Source material:
⟨

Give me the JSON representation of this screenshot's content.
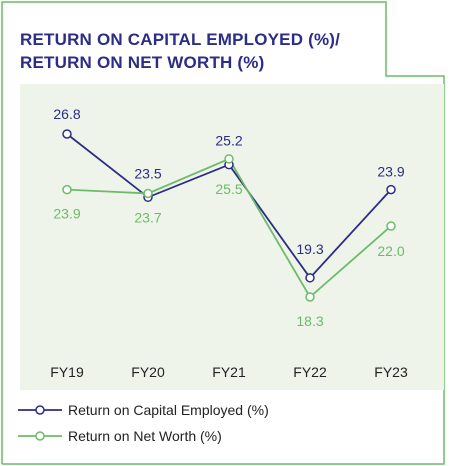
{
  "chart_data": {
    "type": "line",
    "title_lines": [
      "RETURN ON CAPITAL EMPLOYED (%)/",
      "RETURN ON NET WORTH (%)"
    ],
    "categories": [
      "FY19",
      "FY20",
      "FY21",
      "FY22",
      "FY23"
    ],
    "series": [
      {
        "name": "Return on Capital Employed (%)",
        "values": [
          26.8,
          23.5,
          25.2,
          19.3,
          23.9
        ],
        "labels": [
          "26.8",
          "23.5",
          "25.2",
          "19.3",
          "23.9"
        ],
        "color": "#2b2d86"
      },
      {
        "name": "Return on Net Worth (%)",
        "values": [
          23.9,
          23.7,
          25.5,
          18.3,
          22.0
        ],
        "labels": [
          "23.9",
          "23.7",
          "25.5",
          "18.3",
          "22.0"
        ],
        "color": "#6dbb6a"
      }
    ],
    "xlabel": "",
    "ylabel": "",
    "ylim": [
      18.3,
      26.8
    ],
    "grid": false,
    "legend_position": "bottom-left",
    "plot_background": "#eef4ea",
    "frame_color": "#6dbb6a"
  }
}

⟩

What this task involves: Every entry must be written out exactly, with all pictures left out.

Solution:
Give me the JSON representation of this screenshot's content.
{
  "chart_data": {
    "type": "line",
    "title_lines": [
      "RETURN ON CAPITAL EMPLOYED (%)/",
      "RETURN ON NET WORTH (%)"
    ],
    "categories": [
      "FY19",
      "FY20",
      "FY21",
      "FY22",
      "FY23"
    ],
    "series": [
      {
        "name": "Return on Capital Employed (%)",
        "values": [
          26.8,
          23.5,
          25.2,
          19.3,
          23.9
        ],
        "labels": [
          "26.8",
          "23.5",
          "25.2",
          "19.3",
          "23.9"
        ],
        "color": "#2b2d86"
      },
      {
        "name": "Return on Net Worth (%)",
        "values": [
          23.9,
          23.7,
          25.5,
          18.3,
          22.0
        ],
        "labels": [
          "23.9",
          "23.7",
          "25.5",
          "18.3",
          "22.0"
        ],
        "color": "#6dbb6a"
      }
    ],
    "xlabel": "",
    "ylabel": "",
    "ylim": [
      18.3,
      26.8
    ],
    "grid": false,
    "legend_position": "bottom-left",
    "plot_background": "#eef4ea",
    "frame_color": "#6dbb6a"
  }
}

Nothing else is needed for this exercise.